[Extracted data entries]
■ ■ ■
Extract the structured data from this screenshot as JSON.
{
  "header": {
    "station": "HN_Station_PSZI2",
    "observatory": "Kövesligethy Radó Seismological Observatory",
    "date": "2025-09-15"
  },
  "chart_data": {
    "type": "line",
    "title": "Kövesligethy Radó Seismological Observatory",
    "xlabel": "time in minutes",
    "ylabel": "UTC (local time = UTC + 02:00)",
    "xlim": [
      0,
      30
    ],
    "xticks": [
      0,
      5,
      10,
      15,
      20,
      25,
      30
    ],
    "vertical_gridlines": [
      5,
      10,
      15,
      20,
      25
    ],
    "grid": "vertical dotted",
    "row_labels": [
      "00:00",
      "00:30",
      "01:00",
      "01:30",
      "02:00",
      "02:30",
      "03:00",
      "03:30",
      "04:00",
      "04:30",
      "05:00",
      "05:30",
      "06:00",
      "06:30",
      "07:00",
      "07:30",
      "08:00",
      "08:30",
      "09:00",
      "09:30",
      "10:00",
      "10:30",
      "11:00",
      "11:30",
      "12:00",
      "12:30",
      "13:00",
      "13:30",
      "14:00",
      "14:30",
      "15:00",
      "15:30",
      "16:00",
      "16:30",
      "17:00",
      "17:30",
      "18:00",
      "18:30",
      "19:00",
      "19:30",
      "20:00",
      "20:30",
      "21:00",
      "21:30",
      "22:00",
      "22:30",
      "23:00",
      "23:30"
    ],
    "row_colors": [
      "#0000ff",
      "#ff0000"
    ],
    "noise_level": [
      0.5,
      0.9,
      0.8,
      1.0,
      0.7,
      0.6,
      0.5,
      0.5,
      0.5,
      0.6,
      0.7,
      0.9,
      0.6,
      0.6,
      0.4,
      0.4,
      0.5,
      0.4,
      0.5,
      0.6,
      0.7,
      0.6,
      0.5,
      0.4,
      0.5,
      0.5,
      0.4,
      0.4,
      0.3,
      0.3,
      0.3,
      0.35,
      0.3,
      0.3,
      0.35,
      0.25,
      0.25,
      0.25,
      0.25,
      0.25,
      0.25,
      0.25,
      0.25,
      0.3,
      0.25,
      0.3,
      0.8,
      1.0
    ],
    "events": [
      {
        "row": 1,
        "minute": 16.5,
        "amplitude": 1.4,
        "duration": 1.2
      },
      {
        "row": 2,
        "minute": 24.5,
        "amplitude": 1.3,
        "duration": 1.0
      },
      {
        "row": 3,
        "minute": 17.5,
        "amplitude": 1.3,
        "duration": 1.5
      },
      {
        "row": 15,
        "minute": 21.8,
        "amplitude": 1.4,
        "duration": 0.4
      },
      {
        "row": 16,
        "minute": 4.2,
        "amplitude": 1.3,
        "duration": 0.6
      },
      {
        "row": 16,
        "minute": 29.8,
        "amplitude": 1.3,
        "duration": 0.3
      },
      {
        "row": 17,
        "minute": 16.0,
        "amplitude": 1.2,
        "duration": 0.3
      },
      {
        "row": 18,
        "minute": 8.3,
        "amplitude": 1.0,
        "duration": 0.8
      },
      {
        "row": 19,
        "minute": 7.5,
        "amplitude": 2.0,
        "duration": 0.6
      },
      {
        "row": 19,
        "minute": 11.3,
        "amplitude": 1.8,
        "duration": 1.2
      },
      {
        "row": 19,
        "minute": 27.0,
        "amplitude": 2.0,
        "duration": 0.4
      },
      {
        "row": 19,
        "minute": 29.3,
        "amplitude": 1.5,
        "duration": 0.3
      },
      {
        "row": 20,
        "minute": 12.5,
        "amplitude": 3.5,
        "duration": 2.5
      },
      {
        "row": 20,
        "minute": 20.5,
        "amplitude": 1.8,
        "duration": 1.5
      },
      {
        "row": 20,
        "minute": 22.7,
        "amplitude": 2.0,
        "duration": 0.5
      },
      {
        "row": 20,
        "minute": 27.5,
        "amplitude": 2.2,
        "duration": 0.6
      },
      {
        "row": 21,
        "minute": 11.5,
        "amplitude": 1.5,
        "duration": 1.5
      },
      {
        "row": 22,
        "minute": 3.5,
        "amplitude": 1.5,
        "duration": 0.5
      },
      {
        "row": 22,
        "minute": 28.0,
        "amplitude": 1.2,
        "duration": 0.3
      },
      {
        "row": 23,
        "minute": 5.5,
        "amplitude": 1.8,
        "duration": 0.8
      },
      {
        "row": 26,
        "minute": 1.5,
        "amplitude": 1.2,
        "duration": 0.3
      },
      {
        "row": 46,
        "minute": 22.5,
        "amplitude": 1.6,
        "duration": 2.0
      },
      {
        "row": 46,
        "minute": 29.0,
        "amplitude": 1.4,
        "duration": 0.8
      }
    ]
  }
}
■ ■ ■
### [What you will do]
Quote every line of the data, word for word.

### [Finished task]
Extract the structured data from this screenshot as JSON.
{
  "header": {
    "station": "HN_Station_PSZI2",
    "observatory": "Kövesligethy Radó Seismological Observatory",
    "date": "2025-09-15"
  },
  "chart_data": {
    "type": "line",
    "title": "Kövesligethy Radó Seismological Observatory",
    "xlabel": "time in minutes",
    "ylabel": "UTC (local time = UTC + 02:00)",
    "xlim": [
      0,
      30
    ],
    "xticks": [
      0,
      5,
      10,
      15,
      20,
      25,
      30
    ],
    "vertical_gridlines": [
      5,
      10,
      15,
      20,
      25
    ],
    "grid": "vertical dotted",
    "row_labels": [
      "00:00",
      "00:30",
      "01:00",
      "01:30",
      "02:00",
      "02:30",
      "03:00",
      "03:30",
      "04:00",
      "04:30",
      "05:00",
      "05:30",
      "06:00",
      "06:30",
      "07:00",
      "07:30",
      "08:00",
      "08:30",
      "09:00",
      "09:30",
      "10:00",
      "10:30",
      "11:00",
      "11:30",
      "12:00",
      "12:30",
      "13:00",
      "13:30",
      "14:00",
      "14:30",
      "15:00",
      "15:30",
      "16:00",
      "16:30",
      "17:00",
      "17:30",
      "18:00",
      "18:30",
      "19:00",
      "19:30",
      "20:00",
      "20:30",
      "21:00",
      "21:30",
      "22:00",
      "22:30",
      "23:00",
      "23:30"
    ],
    "row_colors": [
      "#0000ff",
      "#ff0000"
    ],
    "noise_level": [
      0.5,
      0.9,
      0.8,
      1.0,
      0.7,
      0.6,
      0.5,
      0.5,
      0.5,
      0.6,
      0.7,
      0.9,
      0.6,
      0.6,
      0.4,
      0.4,
      0.5,
      0.4,
      0.5,
      0.6,
      0.7,
      0.6,
      0.5,
      0.4,
      0.5,
      0.5,
      0.4,
      0.4,
      0.3,
      0.3,
      0.3,
      0.35,
      0.3,
      0.3,
      0.35,
      0.25,
      0.25,
      0.25,
      0.25,
      0.25,
      0.25,
      0.25,
      0.25,
      0.3,
      0.25,
      0.3,
      0.8,
      1.0
    ],
    "events": [
      {
        "row": 1,
        "minute": 16.5,
        "amplitude": 1.4,
        "duration": 1.2
      },
      {
        "row": 2,
        "minute": 24.5,
        "amplitude": 1.3,
        "duration": 1.0
      },
      {
        "row": 3,
        "minute": 17.5,
        "amplitude": 1.3,
        "duration": 1.5
      },
      {
        "row": 15,
        "minute": 21.8,
        "amplitude": 1.4,
        "duration": 0.4
      },
      {
        "row": 16,
        "minute": 4.2,
        "amplitude": 1.3,
        "duration": 0.6
      },
      {
        "row": 16,
        "minute": 29.8,
        "amplitude": 1.3,
        "duration": 0.3
      },
      {
        "row": 17,
        "minute": 16.0,
        "amplitude": 1.2,
        "duration": 0.3
      },
      {
        "row": 18,
        "minute": 8.3,
        "amplitude": 1.0,
        "duration": 0.8
      },
      {
        "row": 19,
        "minute": 7.5,
        "amplitude": 2.0,
        "duration": 0.6
      },
      {
        "row": 19,
        "minute": 11.3,
        "amplitude": 1.8,
        "duration": 1.2
      },
      {
        "row": 19,
        "minute": 27.0,
        "amplitude": 2.0,
        "duration": 0.4
      },
      {
        "row": 19,
        "minute": 29.3,
        "amplitude": 1.5,
        "duration": 0.3
      },
      {
        "row": 20,
        "minute": 12.5,
        "amplitude": 3.5,
        "duration": 2.5
      },
      {
        "row": 20,
        "minute": 20.5,
        "amplitude": 1.8,
        "duration": 1.5
      },
      {
        "row": 20,
        "minute": 22.7,
        "amplitude": 2.0,
        "duration": 0.5
      },
      {
        "row": 20,
        "minute": 27.5,
        "amplitude": 2.2,
        "duration": 0.6
      },
      {
        "row": 21,
        "minute": 11.5,
        "amplitude": 1.5,
        "duration": 1.5
      },
      {
        "row": 22,
        "minute": 3.5,
        "amplitude": 1.5,
        "duration": 0.5
      },
      {
        "row": 22,
        "minute": 28.0,
        "amplitude": 1.2,
        "duration": 0.3
      },
      {
        "row": 23,
        "minute": 5.5,
        "amplitude": 1.8,
        "duration": 0.8
      },
      {
        "row": 26,
        "minute": 1.5,
        "amplitude": 1.2,
        "duration": 0.3
      },
      {
        "row": 46,
        "minute": 22.5,
        "amplitude": 1.6,
        "duration": 2.0
      },
      {
        "row": 46,
        "minute": 29.0,
        "amplitude": 1.4,
        "duration": 0.8
      }
    ]
  }
}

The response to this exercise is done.